(Excerpts from a figure dataset)
■ ■ ■ ■

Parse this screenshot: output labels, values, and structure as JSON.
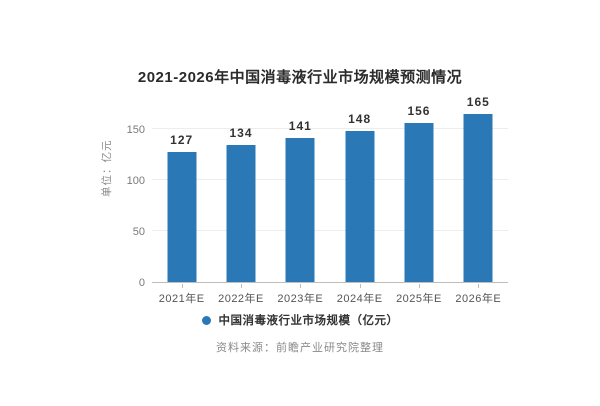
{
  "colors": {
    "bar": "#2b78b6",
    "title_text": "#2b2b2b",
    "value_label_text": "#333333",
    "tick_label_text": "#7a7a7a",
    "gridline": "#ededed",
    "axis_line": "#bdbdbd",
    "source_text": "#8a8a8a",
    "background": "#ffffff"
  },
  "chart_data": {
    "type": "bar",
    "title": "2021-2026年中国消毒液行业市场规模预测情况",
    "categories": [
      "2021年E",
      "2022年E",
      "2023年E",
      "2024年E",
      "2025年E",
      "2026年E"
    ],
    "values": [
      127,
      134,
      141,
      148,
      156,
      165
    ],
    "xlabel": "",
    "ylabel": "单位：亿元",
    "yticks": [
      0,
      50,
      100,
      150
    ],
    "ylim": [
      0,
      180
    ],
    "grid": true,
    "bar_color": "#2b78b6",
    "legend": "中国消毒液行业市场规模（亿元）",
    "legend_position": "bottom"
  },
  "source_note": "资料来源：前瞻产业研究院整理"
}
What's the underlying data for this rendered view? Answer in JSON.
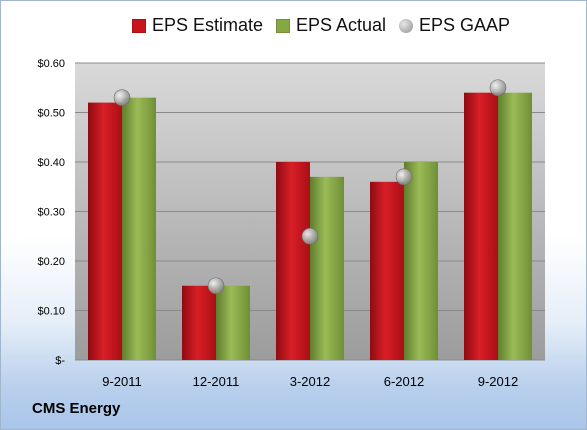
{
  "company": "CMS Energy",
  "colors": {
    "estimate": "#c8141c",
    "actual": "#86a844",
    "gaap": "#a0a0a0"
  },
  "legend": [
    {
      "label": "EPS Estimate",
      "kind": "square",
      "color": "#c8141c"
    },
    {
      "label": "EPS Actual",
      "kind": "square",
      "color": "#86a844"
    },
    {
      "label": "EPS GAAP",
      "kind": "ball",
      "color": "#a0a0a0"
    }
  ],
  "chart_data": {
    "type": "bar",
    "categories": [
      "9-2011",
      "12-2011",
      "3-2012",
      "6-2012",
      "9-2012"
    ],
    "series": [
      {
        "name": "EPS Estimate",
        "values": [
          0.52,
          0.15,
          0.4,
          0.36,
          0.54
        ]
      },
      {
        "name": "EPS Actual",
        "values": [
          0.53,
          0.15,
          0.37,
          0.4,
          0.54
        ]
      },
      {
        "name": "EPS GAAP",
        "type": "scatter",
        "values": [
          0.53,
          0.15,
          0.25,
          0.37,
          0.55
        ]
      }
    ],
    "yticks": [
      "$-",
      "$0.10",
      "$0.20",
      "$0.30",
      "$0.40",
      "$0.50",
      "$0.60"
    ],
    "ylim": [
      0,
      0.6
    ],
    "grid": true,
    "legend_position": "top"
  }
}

■ ■ ■ ■

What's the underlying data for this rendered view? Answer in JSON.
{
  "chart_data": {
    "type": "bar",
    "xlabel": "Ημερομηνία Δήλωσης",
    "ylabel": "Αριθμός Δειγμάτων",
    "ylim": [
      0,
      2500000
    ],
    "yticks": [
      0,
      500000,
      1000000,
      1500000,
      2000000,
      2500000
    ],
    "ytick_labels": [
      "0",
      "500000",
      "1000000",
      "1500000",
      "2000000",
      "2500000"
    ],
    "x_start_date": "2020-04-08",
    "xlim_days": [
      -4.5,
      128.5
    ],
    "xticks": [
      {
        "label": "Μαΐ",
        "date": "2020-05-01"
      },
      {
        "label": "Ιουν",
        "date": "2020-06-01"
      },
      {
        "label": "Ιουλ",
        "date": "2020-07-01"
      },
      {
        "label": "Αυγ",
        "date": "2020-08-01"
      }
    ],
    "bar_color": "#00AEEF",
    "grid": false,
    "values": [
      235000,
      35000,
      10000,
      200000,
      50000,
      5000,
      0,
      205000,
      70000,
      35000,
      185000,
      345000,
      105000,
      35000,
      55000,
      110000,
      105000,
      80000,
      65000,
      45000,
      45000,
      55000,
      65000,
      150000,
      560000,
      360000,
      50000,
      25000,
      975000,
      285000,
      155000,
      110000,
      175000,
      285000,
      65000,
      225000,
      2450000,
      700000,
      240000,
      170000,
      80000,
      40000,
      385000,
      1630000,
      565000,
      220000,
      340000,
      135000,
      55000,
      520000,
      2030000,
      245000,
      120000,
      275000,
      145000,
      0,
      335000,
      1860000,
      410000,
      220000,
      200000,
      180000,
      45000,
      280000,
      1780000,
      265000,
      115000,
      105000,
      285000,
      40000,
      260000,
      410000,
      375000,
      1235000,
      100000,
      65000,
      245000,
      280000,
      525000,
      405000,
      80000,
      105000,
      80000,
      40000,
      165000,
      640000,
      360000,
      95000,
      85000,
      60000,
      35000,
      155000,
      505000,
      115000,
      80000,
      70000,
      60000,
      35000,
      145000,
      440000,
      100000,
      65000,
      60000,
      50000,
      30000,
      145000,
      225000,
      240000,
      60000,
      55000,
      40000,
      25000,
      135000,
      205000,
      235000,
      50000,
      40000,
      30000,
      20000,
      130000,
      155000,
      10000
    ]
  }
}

■ ■ ■ ■

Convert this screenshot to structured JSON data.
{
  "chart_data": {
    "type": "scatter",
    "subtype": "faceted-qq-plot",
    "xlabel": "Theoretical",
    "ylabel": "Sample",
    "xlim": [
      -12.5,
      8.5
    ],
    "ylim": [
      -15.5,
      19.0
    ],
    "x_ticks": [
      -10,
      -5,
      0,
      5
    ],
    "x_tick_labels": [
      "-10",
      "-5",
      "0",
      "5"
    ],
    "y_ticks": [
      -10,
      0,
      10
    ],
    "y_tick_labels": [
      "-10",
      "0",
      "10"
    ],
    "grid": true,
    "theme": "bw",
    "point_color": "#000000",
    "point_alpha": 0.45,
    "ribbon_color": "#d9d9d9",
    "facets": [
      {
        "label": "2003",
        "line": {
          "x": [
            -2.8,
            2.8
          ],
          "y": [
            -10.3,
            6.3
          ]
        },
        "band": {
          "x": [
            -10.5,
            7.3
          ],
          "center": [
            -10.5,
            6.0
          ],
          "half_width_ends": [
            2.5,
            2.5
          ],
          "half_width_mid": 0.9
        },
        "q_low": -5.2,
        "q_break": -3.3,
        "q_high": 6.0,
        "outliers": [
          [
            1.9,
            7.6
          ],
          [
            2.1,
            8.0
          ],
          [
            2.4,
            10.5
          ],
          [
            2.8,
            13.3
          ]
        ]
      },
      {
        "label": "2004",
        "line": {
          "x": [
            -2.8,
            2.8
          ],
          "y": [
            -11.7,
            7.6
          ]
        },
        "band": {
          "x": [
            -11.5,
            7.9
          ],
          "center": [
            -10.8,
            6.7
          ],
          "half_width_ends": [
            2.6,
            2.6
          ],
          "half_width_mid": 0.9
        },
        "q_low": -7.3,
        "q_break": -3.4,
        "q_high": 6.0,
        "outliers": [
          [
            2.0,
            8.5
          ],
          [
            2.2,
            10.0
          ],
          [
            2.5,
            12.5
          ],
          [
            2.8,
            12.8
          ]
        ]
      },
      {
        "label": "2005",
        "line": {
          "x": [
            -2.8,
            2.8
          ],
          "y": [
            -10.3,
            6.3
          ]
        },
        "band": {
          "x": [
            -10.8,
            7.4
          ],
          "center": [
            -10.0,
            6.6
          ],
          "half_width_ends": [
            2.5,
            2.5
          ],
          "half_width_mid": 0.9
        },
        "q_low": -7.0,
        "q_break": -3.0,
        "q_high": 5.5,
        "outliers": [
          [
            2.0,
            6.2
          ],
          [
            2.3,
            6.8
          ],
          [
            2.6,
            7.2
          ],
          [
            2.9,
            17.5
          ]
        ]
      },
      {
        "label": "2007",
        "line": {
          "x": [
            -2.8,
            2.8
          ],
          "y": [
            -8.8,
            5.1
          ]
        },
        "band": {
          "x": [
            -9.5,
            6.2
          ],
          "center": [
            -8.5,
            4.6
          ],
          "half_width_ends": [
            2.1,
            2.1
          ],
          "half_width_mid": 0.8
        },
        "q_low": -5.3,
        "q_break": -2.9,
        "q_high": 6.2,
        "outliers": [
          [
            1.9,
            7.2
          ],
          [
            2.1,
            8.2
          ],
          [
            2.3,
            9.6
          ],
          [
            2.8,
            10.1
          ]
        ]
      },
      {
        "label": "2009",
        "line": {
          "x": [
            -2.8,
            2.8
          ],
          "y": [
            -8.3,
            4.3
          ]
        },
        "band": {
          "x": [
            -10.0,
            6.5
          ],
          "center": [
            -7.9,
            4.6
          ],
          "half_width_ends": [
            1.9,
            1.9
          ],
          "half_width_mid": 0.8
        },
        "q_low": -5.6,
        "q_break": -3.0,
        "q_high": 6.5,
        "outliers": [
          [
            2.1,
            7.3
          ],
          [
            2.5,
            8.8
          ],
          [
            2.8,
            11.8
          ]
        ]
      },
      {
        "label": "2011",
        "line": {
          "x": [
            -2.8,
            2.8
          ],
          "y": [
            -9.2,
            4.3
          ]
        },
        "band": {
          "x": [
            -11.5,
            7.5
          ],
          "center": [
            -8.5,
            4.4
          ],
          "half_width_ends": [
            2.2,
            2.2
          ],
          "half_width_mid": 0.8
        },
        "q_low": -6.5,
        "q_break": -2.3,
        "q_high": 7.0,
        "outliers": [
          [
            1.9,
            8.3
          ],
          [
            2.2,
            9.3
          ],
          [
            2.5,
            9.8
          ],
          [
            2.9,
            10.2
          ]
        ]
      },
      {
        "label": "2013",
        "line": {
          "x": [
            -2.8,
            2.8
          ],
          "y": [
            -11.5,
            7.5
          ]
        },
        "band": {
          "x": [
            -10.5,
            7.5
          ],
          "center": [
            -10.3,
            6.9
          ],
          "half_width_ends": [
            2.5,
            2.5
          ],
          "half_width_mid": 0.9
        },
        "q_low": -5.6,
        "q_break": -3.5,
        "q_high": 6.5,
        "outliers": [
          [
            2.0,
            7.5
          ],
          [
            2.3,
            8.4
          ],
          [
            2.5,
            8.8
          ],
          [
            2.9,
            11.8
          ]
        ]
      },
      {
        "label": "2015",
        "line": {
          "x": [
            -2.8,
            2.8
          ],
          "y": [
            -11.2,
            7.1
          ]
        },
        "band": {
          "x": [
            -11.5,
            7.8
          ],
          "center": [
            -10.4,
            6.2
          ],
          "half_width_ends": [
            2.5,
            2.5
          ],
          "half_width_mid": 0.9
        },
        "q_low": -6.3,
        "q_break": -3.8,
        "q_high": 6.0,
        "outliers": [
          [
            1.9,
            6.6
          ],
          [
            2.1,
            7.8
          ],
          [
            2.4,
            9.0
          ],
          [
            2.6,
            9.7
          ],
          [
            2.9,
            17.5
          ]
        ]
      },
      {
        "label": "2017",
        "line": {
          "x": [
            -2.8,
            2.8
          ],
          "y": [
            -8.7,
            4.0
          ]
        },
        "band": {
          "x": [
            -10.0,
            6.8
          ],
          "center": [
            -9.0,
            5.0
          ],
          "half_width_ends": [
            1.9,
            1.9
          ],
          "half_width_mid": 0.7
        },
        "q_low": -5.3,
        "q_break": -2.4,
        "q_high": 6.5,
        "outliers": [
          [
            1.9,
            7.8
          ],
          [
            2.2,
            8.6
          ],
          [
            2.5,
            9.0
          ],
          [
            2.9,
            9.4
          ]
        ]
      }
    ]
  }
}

■ ■ ■ ■

Return all the lines that contain the string "this".

Parse this screenshot: output labels, values, and structure as JSON.
What's the underlying data for this rendered view? Answer in JSON.
What's the underlying data for this rendered view? Answer in JSON.
Convert this screenshot to structured JSON data.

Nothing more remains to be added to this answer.